**Given request:** Write out the full listing exactly as given, minus the images.

────

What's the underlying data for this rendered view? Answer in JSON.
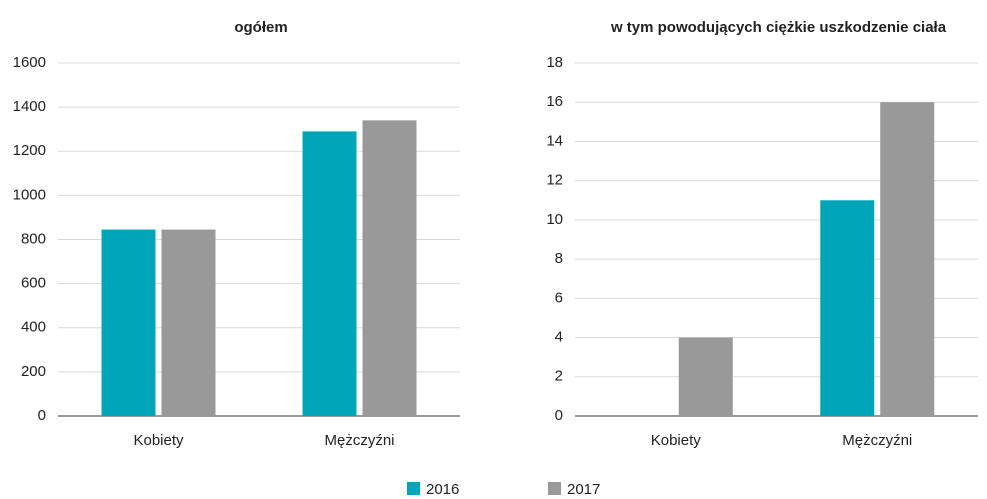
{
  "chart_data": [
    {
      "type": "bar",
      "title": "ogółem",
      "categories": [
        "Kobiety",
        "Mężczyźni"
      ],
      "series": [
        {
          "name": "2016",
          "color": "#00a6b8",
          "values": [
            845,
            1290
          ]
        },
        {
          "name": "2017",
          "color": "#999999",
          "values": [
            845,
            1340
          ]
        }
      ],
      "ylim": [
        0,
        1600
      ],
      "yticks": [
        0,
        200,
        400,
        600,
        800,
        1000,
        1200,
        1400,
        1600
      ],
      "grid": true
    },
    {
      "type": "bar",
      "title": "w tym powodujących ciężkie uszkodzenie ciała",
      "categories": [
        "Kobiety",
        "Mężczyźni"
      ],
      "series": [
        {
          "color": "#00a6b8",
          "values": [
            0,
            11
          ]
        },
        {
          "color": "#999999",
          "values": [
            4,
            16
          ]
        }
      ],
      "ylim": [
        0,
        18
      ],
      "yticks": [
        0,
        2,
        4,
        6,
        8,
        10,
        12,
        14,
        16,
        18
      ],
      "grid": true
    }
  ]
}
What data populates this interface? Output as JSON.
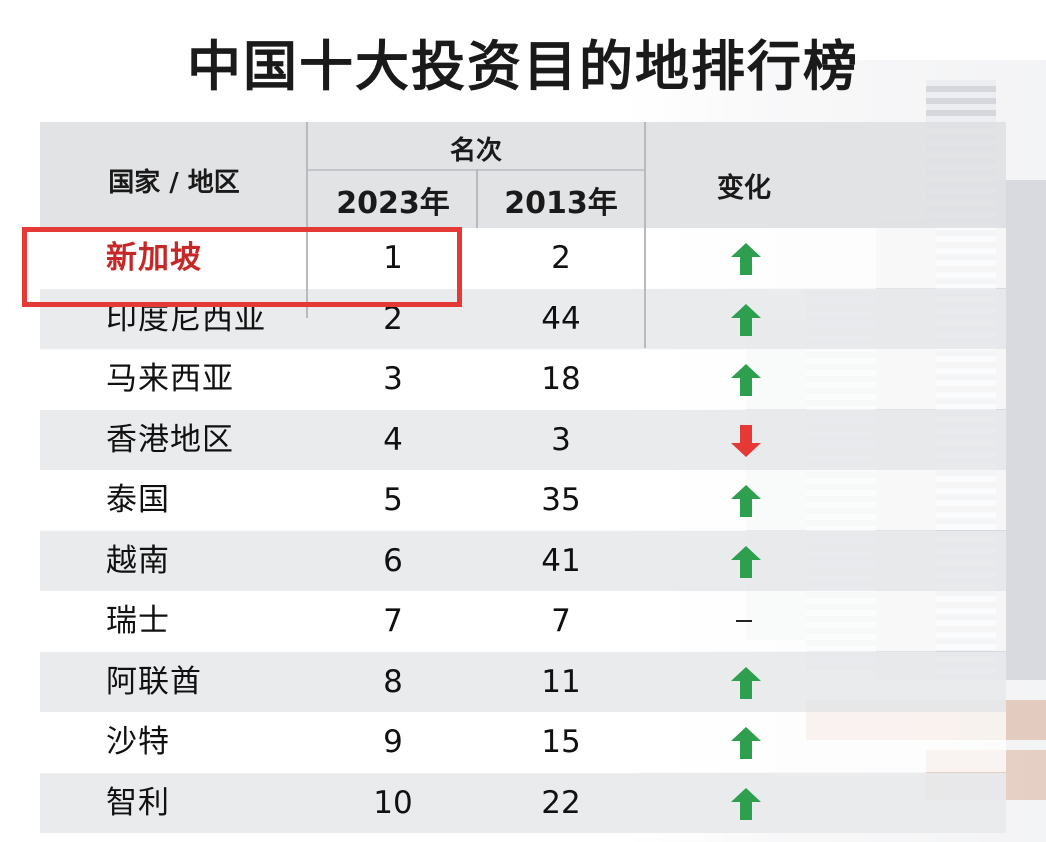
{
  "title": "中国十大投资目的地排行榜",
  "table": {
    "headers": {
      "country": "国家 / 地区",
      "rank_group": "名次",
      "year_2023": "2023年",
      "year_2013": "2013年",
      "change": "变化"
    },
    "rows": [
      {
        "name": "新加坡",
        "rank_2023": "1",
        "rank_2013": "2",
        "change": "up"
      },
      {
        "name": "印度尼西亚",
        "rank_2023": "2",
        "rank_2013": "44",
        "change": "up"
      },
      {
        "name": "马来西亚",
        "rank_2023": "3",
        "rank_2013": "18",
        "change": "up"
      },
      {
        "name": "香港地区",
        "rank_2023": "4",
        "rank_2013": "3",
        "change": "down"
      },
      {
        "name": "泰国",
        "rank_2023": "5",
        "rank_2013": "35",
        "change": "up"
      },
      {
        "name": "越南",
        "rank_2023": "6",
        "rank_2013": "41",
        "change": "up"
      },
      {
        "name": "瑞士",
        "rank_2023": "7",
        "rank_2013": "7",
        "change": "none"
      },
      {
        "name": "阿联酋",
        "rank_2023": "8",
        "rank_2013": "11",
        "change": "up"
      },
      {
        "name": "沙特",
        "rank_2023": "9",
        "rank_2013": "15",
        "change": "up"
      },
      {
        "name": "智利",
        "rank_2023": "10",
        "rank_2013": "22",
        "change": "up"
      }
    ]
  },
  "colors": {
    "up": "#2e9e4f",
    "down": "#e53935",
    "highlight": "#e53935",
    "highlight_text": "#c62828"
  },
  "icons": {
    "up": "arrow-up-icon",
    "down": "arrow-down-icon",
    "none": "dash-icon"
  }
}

────

**Answer below:**
What's the underlying data for this rendered view? Answer in JSON.
{
  "chart_data": [
    {
      "type": "bar",
      "title": "ogółem",
      "categories": [
        "Kobiety",
        "Mężczyźni"
      ],
      "series": [
        {
          "name": "2016",
          "color": "#00a6b8",
          "values": [
            845,
            1290
          ]
        },
        {
          "name": "2017",
          "color": "#999999",
          "values": [
            845,
            1340
          ]
        }
      ],
      "ylim": [
        0,
        1600
      ],
      "yticks": [
        0,
        200,
        400,
        600,
        800,
        1000,
        1200,
        1400,
        1600
      ],
      "grid": true
    },
    {
      "type": "bar",
      "title": "w tym powodujących ciężkie uszkodzenie ciała",
      "categories": [
        "Kobiety",
        "Mężczyźni"
      ],
      "series": [
        {
          "color": "#00a6b8",
          "values": [
            0,
            11
          ]
        },
        {
          "color": "#999999",
          "values": [
            4,
            16
          ]
        }
      ],
      "ylim": [
        0,
        18
      ],
      "yticks": [
        0,
        2,
        4,
        6,
        8,
        10,
        12,
        14,
        16,
        18
      ],
      "grid": true
    }
  ]
}
What data populates this interface? Output as JSON.
{
  "title": "中国十大投资目的地排行榜",
  "table": {
    "headers": {
      "country": "国家 / 地区",
      "rank_group": "名次",
      "year_2023": "2023年",
      "year_2013": "2013年",
      "change": "变化"
    },
    "rows": [
      {
        "name": "新加坡",
        "rank_2023": "1",
        "rank_2013": "2",
        "change": "up"
      },
      {
        "name": "印度尼西亚",
        "rank_2023": "2",
        "rank_2013": "44",
        "change": "up"
      },
      {
        "name": "马来西亚",
        "rank_2023": "3",
        "rank_2013": "18",
        "change": "up"
      },
      {
        "name": "香港地区",
        "rank_2023": "4",
        "rank_2013": "3",
        "change": "down"
      },
      {
        "name": "泰国",
        "rank_2023": "5",
        "rank_2013": "35",
        "change": "up"
      },
      {
        "name": "越南",
        "rank_2023": "6",
        "rank_2013": "41",
        "change": "up"
      },
      {
        "name": "瑞士",
        "rank_2023": "7",
        "rank_2013": "7",
        "change": "none"
      },
      {
        "name": "阿联酋",
        "rank_2023": "8",
        "rank_2013": "11",
        "change": "up"
      },
      {
        "name": "沙特",
        "rank_2023": "9",
        "rank_2013": "15",
        "change": "up"
      },
      {
        "name": "智利",
        "rank_2023": "10",
        "rank_2013": "22",
        "change": "up"
      }
    ]
  },
  "colors": {
    "up": "#2e9e4f",
    "down": "#e53935",
    "highlight": "#e53935",
    "highlight_text": "#c62828"
  },
  "icons": {
    "up": "arrow-up-icon",
    "down": "arrow-down-icon",
    "none": "dash-icon"
  }
}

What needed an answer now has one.